>>>
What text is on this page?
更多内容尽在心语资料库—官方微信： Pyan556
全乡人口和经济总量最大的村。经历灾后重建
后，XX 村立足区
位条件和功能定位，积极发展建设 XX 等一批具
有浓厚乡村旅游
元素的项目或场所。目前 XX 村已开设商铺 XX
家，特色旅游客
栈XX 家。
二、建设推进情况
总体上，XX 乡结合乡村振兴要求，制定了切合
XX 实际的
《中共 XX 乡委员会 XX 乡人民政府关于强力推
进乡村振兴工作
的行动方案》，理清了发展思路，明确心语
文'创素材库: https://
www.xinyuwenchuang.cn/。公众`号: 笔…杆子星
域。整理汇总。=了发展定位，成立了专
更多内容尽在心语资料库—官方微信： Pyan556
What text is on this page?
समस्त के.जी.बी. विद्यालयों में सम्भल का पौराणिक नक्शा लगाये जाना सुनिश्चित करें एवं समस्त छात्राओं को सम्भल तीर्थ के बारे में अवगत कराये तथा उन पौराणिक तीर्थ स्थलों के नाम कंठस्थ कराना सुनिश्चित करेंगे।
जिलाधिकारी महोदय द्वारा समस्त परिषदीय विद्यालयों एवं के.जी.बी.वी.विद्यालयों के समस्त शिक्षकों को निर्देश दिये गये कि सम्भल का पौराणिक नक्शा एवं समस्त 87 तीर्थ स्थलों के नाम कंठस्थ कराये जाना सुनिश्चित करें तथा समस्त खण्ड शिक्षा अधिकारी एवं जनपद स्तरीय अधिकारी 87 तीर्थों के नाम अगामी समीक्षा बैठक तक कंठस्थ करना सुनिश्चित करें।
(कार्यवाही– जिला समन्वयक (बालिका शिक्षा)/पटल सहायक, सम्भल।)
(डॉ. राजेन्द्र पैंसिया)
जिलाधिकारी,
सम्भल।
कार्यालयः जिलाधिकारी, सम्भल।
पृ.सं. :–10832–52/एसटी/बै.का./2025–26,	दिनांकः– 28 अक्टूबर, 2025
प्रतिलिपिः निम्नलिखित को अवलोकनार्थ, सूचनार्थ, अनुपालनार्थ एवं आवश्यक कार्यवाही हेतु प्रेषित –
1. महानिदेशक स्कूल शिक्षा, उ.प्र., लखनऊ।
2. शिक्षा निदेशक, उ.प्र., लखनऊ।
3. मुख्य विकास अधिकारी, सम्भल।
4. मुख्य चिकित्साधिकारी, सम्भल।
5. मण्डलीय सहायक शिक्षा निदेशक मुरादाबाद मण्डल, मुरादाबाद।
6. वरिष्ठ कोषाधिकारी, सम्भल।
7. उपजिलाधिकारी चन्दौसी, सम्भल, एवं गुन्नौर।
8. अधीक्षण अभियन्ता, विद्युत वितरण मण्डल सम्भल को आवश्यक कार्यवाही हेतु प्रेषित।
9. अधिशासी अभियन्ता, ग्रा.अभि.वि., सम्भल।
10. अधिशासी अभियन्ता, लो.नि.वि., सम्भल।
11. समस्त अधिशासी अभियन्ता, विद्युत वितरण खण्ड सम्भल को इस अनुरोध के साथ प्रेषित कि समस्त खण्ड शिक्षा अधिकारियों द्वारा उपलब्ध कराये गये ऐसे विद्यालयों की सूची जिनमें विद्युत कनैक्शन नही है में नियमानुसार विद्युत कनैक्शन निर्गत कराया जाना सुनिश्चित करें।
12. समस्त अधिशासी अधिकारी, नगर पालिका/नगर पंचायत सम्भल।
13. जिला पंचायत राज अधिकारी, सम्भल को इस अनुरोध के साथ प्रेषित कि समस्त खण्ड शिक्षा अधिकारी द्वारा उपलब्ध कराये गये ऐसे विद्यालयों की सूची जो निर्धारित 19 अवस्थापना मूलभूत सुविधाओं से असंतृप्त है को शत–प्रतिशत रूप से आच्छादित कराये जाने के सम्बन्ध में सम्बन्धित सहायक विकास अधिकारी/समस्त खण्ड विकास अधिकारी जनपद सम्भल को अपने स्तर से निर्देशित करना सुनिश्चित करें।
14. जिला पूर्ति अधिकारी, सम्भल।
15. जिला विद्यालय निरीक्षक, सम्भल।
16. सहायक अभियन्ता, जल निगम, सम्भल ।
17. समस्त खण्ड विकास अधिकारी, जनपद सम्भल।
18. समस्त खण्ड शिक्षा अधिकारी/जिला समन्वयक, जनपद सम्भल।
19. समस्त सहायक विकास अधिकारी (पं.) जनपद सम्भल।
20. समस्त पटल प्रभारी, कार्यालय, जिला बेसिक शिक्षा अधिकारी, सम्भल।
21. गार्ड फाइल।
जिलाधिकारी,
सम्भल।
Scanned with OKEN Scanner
<<<
Reproduce the data shown above exactly.

What text is on this page?
更多内容尽在心语资料库—官方微信： Pyan556
全乡人口和经济总量最大的村。经历灾后重建
后，XX 村立足区
位条件和功能定位，积极发展建设 XX 等一批具
有浓厚乡村旅游
元素的项目或场所。目前 XX 村已开设商铺 XX
家，特色旅游客
栈XX 家。
二、建设推进情况
总体上，XX 乡结合乡村振兴要求，制定了切合
XX 实际的
《中共 XX 乡委员会 XX 乡人民政府关于强力推
进乡村振兴工作
的行动方案》，理清了发展思路，明确心语
文'创素材库: https://
www.xinyuwenchuang.cn/。公众`号: 笔…杆子星
域。整理汇总。=了发展定位，成立了专
更多内容尽在心语资料库—官方微信： Pyan556
What text is on this page?
समस्त के.जी.बी. विद्यालयों में सम्भल का पौराणिक नक्शा लगाये जाना सुनिश्चित करें एवं समस्त छात्राओं को सम्भल तीर्थ के बारे में अवगत कराये तथा उन पौराणिक तीर्थ स्थलों के नाम कंठस्थ कराना सुनिश्चित करेंगे।
जिलाधिकारी महोदय द्वारा समस्त परिषदीय विद्यालयों एवं के.जी.बी.वी.विद्यालयों के समस्त शिक्षकों को निर्देश दिये गये कि सम्भल का पौराणिक नक्शा एवं समस्त 87 तीर्थ स्थलों के नाम कंठस्थ कराये जाना सुनिश्चित करें तथा समस्त खण्ड शिक्षा अधिकारी एवं जनपद स्तरीय अधिकारी 87 तीर्थों के नाम अगामी समीक्षा बैठक तक कंठस्थ करना सुनिश्चित करें।
(कार्यवाही– जिला समन्वयक (बालिका शिक्षा)/पटल सहायक, सम्भल।)
(डॉ. राजेन्द्र पैंसिया)
जिलाधिकारी,
सम्भल।
कार्यालयः जिलाधिकारी, सम्भल।
पृ.सं. :–10832–52/एसटी/बै.का./2025–26,	दिनांकः– 28 अक्टूबर, 2025
प्रतिलिपिः निम्नलिखित को अवलोकनार्थ, सूचनार्थ, अनुपालनार्थ एवं आवश्यक कार्यवाही हेतु प्रेषित –
1. महानिदेशक स्कूल शिक्षा, उ.प्र., लखनऊ।
2. शिक्षा निदेशक, उ.प्र., लखनऊ।
3. मुख्य विकास अधिकारी, सम्भल।
4. मुख्य चिकित्साधिकारी, सम्भल।
5. मण्डलीय सहायक शिक्षा निदेशक मुरादाबाद मण्डल, मुरादाबाद।
6. वरिष्ठ कोषाधिकारी, सम्भल।
7. उपजिलाधिकारी चन्दौसी, सम्भल, एवं गुन्नौर।
8. अधीक्षण अभियन्ता, विद्युत वितरण मण्डल सम्भल को आवश्यक कार्यवाही हेतु प्रेषित।
9. अधिशासी अभियन्ता, ग्रा.अभि.वि., सम्भल।
10. अधिशासी अभियन्ता, लो.नि.वि., सम्भल।
11. समस्त अधिशासी अभियन्ता, विद्युत वितरण खण्ड सम्भल को इस अनुरोध के साथ प्रेषित कि समस्त खण्ड शिक्षा अधिकारियों द्वारा उपलब्ध कराये गये ऐसे विद्यालयों की सूची जिनमें विद्युत कनैक्शन नही है में नियमानुसार विद्युत कनैक्शन निर्गत कराया जाना सुनिश्चित करें।
12. समस्त अधिशासी अधिकारी, नगर पालिका/नगर पंचायत सम्भल।
13. जिला पंचायत राज अधिकारी, सम्भल को इस अनुरोध के साथ प्रेषित कि समस्त खण्ड शिक्षा अधिकारी द्वारा उपलब्ध कराये गये ऐसे विद्यालयों की सूची जो निर्धारित 19 अवस्थापना मूलभूत सुविधाओं से असंतृप्त है को शत–प्रतिशत रूप से आच्छादित कराये जाने के सम्बन्ध में सम्बन्धित सहायक विकास अधिकारी/समस्त खण्ड विकास अधिकारी जनपद सम्भल को अपने स्तर से निर्देशित करना सुनिश्चित करें।
14. जिला पूर्ति अधिकारी, सम्भल।
15. जिला विद्यालय निरीक्षक, सम्भल।
16. सहायक अभियन्ता, जल निगम, सम्भल ।
17. समस्त खण्ड विकास अधिकारी, जनपद सम्भल।
18. समस्त खण्ड शिक्षा अधिकारी/जिला समन्वयक, जनपद सम्भल।
19. समस्त सहायक विकास अधिकारी (पं.) जनपद सम्भल।
20. समस्त पटल प्रभारी, कार्यालय, जिला बेसिक शिक्षा अधिकारी, सम्भल।
21. गार्ड फाइल।
जिलाधिकारी,
सम्भल।
Scanned with OKEN Scanner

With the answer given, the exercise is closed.